(Dataset listings of figures)
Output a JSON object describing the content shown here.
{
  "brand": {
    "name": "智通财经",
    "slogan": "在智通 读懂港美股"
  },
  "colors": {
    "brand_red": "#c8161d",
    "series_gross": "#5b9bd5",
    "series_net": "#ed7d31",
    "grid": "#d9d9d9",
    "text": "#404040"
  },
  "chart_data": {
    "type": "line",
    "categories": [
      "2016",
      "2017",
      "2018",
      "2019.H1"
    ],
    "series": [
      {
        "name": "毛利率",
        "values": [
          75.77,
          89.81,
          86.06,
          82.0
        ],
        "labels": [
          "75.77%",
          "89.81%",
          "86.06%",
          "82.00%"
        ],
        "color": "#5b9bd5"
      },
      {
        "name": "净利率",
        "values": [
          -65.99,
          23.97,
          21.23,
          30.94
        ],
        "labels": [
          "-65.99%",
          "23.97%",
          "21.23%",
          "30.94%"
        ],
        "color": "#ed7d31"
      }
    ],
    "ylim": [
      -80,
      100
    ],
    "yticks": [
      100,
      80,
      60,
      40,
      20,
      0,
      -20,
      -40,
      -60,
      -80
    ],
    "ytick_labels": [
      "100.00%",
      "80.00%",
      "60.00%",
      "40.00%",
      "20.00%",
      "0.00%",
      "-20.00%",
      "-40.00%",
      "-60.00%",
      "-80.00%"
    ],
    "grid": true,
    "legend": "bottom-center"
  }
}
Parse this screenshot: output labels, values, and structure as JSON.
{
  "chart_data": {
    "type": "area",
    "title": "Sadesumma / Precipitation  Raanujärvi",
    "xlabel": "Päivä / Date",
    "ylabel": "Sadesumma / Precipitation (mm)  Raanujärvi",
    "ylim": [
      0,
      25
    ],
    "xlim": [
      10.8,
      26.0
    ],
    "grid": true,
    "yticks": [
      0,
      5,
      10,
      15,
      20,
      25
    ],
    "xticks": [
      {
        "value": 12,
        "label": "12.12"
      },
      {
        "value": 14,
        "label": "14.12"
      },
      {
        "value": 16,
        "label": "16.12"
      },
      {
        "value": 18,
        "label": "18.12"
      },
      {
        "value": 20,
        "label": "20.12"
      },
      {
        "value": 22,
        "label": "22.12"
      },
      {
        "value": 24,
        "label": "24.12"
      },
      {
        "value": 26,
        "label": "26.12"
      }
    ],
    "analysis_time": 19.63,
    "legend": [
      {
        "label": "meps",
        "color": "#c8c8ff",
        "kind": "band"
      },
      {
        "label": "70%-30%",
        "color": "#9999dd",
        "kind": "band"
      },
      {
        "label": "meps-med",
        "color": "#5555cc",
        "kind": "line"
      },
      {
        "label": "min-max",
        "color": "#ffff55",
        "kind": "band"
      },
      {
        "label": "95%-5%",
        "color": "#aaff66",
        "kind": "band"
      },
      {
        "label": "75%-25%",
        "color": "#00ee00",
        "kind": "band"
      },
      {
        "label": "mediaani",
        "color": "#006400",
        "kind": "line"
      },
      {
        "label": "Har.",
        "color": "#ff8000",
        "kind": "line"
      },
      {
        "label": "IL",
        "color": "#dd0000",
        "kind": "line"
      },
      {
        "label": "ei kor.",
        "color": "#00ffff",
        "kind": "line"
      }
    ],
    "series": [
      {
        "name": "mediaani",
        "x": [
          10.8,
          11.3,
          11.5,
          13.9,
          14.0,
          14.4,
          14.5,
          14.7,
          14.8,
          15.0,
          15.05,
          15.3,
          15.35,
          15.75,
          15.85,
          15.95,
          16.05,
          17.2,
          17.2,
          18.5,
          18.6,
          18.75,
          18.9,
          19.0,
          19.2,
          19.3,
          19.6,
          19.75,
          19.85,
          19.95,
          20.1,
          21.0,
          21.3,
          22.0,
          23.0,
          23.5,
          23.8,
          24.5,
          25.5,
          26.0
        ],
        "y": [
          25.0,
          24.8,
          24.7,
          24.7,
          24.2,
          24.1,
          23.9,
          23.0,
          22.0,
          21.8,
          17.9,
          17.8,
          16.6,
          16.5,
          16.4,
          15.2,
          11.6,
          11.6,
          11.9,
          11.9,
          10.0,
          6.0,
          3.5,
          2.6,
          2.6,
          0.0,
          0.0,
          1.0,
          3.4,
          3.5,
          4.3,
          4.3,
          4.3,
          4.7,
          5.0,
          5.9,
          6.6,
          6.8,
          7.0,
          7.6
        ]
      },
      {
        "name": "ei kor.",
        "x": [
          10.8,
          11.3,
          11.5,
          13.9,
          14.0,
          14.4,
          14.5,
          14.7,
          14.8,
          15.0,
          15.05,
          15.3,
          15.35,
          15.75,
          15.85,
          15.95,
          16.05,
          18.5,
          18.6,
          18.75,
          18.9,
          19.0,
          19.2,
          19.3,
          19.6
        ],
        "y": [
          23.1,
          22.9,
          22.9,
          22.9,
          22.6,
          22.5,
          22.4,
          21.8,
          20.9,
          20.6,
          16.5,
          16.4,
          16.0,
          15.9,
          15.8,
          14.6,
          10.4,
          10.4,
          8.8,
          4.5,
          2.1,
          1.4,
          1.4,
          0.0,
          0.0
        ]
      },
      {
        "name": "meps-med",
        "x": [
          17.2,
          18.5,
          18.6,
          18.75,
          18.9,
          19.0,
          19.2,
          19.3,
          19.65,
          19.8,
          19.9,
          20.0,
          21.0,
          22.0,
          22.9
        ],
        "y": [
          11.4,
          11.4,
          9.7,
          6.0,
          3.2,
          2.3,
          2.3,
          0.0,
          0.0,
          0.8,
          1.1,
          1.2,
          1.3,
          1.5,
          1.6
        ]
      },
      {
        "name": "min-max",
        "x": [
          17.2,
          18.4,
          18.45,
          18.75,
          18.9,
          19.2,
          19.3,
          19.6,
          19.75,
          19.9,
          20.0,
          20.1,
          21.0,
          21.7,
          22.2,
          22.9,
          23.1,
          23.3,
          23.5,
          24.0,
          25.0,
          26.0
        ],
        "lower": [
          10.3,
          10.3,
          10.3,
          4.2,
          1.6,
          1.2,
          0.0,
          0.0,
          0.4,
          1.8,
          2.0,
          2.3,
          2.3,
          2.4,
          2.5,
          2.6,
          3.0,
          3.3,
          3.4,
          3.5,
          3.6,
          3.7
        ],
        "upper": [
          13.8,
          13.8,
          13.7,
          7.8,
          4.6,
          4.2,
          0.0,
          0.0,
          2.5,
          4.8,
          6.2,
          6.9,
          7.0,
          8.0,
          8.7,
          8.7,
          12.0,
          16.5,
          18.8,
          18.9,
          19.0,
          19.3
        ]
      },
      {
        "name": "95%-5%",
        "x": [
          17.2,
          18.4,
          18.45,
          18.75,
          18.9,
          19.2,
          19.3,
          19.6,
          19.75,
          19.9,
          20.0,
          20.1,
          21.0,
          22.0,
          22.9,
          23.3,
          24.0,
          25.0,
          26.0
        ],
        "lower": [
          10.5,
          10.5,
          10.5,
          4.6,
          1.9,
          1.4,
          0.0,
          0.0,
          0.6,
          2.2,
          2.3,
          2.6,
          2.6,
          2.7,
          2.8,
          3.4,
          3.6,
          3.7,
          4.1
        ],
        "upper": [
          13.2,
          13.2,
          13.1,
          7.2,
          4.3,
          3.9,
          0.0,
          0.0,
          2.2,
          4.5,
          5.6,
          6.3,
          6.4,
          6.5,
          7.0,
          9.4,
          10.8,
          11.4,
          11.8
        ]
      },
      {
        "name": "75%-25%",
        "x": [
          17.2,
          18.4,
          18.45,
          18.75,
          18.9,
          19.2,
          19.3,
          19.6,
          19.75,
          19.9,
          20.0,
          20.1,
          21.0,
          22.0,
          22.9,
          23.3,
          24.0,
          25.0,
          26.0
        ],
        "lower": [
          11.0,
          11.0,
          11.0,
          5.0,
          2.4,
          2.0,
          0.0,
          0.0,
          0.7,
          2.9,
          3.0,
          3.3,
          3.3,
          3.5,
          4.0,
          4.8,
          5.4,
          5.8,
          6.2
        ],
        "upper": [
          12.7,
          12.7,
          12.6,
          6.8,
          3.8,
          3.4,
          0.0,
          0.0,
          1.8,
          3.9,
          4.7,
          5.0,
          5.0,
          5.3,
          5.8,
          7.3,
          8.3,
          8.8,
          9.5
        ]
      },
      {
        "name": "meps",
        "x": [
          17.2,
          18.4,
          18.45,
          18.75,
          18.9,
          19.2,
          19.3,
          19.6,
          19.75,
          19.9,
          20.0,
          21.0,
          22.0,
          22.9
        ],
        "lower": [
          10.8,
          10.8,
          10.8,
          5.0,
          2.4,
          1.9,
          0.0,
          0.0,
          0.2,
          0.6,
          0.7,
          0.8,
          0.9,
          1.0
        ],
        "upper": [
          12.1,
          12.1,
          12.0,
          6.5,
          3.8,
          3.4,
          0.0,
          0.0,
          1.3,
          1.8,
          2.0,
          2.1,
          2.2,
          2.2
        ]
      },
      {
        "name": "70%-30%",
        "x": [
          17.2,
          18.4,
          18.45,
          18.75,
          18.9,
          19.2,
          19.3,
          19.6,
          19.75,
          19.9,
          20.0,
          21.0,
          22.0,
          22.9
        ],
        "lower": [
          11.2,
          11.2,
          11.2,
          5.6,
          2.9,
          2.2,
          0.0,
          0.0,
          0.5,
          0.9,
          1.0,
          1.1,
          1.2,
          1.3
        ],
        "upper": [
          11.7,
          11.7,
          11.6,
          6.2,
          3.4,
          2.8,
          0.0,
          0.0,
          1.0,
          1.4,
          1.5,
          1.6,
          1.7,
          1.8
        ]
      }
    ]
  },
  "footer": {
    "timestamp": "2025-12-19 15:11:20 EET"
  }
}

* [WHAT YOU ARE ASKED TO DO] Note how many lines of the material contain the string "Sadesumma". Then report that number by itself.

* [THE SOLUTION] 2